-- WRITTEN REQUEST --
Return the records, each one exactly as written.

======== ENTRIES

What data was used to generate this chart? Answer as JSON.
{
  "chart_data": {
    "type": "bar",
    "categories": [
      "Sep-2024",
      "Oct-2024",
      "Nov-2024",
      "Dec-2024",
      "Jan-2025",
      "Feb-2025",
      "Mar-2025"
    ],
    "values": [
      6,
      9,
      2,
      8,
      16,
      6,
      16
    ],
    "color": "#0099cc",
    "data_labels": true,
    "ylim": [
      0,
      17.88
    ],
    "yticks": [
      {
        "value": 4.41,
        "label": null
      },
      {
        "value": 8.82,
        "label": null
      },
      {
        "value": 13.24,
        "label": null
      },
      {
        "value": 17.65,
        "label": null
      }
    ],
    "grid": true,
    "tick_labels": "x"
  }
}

================

-- ANSWER TO THIS EXERCISE --
What data was used to generate this chart? Answer as JSON.
{
  "chart_data": {
    "type": "bar",
    "categories": [
      "Sep-2024",
      "Oct-2024",
      "Nov-2024",
      "Dec-2024",
      "Jan-2025",
      "Feb-2025",
      "Mar-2025"
    ],
    "values": [
      6,
      9,
      2,
      8,
      16,
      6,
      16
    ],
    "color": "#0099cc",
    "data_labels": true,
    "ylim": [
      0,
      17.88
    ],
    "yticks": [
      {
        "value": 4.41,
        "label": null
      },
      {
        "value": 8.82,
        "label": null
      },
      {
        "value": 13.24,
        "label": null
      },
      {
        "value": 17.65,
        "label": null
      }
    ],
    "grid": true,
    "tick_labels": "x"
  }
}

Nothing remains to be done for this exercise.